# What to do:
Show every line in the records below that contains the word "Absolute".

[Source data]
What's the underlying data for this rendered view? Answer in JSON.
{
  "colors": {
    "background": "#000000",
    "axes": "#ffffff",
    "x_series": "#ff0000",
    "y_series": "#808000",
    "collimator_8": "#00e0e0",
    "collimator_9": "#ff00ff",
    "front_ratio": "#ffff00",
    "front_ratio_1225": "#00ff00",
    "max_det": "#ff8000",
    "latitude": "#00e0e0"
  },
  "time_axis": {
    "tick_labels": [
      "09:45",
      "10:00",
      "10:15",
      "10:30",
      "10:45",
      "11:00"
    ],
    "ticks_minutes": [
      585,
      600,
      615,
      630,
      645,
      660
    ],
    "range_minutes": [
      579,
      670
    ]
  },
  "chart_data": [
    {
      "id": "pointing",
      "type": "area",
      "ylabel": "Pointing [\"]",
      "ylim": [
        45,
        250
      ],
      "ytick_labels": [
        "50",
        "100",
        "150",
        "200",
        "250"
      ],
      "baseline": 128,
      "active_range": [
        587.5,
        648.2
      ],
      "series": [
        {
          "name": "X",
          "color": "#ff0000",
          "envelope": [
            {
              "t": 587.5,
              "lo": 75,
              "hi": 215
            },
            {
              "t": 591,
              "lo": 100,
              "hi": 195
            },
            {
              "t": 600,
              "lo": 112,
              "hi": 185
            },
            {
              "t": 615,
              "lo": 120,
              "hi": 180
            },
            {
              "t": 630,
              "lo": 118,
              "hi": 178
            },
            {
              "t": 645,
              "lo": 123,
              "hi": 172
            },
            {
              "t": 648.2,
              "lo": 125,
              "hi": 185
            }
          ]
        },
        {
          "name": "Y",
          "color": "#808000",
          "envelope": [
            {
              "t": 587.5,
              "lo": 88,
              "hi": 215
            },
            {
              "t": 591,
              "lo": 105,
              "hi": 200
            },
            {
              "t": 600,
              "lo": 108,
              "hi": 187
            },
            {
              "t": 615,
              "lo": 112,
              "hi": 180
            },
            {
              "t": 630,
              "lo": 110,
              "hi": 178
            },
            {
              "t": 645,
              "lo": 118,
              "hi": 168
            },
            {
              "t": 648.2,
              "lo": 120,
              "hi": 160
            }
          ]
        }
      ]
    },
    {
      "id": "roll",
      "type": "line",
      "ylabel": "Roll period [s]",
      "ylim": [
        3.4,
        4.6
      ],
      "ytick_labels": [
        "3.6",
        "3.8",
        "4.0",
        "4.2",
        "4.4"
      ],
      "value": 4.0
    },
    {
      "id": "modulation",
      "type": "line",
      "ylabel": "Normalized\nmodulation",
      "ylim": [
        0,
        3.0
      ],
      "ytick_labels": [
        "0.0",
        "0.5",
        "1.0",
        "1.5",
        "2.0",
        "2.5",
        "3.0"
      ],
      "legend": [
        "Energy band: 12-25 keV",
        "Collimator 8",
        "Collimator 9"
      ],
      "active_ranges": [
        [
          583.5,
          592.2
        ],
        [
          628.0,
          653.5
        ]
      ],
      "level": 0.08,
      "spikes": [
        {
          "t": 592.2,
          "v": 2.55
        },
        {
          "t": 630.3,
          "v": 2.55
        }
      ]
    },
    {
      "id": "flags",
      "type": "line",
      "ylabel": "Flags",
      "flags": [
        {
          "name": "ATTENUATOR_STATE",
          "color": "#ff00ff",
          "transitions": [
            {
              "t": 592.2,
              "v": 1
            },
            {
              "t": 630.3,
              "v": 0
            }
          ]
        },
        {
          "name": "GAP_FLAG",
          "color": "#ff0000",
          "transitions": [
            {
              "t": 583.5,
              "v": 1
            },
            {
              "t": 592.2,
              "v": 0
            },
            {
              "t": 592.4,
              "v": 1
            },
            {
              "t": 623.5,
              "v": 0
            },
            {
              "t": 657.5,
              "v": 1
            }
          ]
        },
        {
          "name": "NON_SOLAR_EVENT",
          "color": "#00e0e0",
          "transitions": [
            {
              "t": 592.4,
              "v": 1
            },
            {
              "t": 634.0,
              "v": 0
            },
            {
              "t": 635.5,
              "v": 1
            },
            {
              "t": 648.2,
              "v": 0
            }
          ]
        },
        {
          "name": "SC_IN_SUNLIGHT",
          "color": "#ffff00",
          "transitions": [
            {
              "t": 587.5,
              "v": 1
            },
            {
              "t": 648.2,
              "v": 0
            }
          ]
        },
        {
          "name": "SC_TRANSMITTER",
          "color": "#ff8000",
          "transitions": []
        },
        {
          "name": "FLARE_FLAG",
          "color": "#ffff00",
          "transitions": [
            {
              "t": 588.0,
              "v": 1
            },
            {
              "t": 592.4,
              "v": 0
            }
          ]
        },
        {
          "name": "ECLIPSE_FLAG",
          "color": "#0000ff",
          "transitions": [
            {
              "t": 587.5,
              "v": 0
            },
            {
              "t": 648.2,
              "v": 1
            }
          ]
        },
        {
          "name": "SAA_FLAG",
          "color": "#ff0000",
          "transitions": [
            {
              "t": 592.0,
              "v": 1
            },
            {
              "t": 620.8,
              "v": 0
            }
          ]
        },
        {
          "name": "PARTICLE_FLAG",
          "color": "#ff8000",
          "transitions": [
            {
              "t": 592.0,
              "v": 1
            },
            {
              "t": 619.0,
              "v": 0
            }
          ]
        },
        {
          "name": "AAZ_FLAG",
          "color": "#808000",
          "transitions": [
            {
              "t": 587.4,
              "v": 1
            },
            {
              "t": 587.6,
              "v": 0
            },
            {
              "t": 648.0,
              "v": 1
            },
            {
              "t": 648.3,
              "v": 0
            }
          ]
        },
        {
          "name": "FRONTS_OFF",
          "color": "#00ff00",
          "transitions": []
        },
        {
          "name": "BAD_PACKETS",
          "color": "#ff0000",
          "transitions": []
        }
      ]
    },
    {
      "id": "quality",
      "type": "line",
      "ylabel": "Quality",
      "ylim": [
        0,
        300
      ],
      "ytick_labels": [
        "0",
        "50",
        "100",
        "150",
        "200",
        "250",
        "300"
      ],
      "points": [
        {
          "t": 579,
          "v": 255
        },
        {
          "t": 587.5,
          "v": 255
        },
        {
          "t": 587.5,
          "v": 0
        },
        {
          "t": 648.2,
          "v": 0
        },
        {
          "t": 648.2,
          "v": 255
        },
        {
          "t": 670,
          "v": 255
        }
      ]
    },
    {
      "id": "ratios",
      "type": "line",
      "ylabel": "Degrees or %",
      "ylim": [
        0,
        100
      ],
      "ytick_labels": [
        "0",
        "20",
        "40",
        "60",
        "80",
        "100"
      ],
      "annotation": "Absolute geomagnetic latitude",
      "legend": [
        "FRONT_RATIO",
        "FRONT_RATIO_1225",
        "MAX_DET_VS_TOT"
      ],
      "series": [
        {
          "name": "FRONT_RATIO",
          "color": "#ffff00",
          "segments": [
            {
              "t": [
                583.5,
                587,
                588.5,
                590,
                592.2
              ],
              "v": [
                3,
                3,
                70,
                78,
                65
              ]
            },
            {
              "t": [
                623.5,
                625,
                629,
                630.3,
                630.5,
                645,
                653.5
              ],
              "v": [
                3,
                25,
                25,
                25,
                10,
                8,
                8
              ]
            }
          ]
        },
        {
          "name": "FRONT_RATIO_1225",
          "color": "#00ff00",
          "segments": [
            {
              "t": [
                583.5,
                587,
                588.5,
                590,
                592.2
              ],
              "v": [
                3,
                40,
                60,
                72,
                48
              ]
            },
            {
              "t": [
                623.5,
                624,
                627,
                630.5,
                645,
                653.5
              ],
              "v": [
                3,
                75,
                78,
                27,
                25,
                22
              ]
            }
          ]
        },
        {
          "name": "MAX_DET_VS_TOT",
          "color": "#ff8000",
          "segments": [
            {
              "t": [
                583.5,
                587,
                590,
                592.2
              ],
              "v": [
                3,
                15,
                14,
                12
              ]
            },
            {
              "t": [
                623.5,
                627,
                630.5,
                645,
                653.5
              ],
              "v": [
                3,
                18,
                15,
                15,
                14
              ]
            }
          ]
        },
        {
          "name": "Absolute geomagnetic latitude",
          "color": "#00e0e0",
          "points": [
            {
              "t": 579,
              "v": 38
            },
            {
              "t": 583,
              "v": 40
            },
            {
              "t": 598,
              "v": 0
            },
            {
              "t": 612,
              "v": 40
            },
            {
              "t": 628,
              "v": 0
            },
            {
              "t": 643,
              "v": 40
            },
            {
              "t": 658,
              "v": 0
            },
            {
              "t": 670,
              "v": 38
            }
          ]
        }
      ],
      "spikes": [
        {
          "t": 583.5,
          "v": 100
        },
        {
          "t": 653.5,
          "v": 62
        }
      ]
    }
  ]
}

# Finished exercise:
      "annotation": "Absolute geomagnetic latitude",
          "name": "Absolute geomagnetic latitude",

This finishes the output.